■ **The exercise**
Your task is to locate every line holding the string "label" and to copy each of them.

— START OF Exercise input —

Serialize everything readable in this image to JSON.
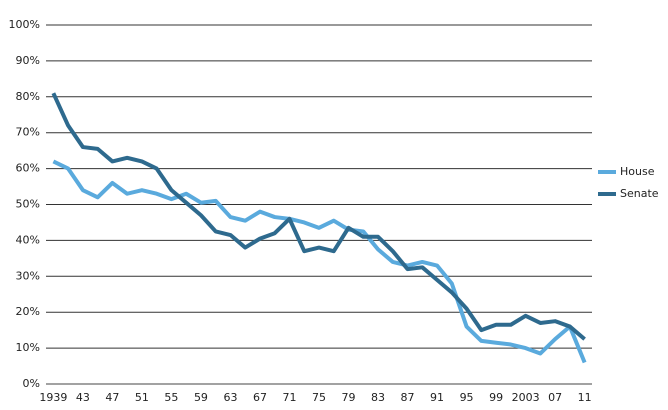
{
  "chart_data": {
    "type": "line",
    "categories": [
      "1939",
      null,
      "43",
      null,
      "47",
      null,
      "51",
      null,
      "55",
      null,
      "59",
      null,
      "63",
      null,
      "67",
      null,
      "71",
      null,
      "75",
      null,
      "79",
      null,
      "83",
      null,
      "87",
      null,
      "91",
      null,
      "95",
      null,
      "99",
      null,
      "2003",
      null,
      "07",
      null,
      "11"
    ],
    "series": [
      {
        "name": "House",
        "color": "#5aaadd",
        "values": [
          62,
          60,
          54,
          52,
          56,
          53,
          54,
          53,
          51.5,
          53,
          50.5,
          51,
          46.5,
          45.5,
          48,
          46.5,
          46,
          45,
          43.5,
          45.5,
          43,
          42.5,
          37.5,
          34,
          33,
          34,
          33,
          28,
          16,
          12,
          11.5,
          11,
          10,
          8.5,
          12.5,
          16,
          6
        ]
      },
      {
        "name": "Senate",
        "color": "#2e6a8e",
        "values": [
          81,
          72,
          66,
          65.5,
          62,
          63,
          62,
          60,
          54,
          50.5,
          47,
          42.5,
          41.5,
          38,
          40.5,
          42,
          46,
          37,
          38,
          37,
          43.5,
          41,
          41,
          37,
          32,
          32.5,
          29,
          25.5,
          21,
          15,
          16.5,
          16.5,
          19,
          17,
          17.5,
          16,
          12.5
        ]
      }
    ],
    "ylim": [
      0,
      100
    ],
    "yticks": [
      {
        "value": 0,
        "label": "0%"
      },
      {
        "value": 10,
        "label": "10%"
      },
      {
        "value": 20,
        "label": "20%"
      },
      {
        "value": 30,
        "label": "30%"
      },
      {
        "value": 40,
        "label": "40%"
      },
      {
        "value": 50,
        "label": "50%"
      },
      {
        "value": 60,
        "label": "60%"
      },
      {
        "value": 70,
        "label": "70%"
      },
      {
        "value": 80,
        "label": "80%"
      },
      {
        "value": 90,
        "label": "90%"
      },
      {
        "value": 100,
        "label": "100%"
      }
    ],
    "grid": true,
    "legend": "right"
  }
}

— END OF Exercise input —

■ **Task output**
        "label": "0%"
        "label": "10%"
        "label": "20%"
        "label": "30%"
        "label": "40%"
        "label": "50%"
        "label": "60%"
        "label": "70%"
        "label": "80%"
        "label": "90%"
        "label": "100%"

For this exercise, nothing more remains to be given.